* BEGIN Data provided *

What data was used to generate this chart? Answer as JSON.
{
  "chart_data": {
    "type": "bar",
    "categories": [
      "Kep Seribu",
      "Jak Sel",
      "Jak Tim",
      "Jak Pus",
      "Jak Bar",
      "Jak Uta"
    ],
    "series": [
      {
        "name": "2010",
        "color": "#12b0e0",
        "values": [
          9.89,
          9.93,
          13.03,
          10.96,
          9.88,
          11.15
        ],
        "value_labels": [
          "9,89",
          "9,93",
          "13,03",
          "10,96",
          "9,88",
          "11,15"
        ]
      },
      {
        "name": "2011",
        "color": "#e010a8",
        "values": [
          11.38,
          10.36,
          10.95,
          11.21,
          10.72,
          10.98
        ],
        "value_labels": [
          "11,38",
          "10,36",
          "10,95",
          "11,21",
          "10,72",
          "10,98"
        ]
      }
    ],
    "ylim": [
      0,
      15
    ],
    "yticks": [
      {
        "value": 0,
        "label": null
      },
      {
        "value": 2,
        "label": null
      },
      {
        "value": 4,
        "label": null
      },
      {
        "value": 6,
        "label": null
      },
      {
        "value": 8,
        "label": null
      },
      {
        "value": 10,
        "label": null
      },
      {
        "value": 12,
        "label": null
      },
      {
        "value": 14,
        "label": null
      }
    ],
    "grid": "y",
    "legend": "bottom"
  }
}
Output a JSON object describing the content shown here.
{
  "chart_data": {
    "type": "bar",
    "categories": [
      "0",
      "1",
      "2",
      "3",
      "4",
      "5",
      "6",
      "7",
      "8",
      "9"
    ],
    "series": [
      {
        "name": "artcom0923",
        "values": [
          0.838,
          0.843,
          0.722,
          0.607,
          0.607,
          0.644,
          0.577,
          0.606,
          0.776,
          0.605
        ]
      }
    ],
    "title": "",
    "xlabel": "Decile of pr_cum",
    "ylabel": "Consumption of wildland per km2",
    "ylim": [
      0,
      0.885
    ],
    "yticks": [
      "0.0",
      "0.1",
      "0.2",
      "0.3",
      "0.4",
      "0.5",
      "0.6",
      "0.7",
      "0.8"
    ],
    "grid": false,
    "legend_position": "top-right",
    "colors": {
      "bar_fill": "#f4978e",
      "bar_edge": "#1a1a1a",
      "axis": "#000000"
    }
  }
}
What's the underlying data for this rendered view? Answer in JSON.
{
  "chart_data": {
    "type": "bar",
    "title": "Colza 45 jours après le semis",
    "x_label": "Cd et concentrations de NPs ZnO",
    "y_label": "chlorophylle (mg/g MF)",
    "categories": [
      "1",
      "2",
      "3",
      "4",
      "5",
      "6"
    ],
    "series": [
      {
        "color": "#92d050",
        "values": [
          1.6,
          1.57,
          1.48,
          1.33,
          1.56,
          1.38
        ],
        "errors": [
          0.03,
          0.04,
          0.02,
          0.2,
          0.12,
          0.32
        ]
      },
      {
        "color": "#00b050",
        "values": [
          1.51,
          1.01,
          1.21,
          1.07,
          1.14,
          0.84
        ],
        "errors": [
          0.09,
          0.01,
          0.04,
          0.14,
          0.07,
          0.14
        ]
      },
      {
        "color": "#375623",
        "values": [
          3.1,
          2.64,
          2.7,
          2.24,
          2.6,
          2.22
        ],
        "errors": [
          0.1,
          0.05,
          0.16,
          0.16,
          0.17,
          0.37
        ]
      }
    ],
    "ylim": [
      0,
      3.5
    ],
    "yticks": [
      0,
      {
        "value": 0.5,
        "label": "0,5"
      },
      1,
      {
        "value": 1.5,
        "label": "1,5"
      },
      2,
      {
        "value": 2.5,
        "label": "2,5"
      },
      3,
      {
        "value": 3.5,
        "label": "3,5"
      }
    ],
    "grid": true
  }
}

* END Data provided *

▸ **Aim**
Copy every line from the entries that contains the word "title".

▸ **Answer to the problem**
    "title": "",
    "title": "Colza 45 jours après le semis",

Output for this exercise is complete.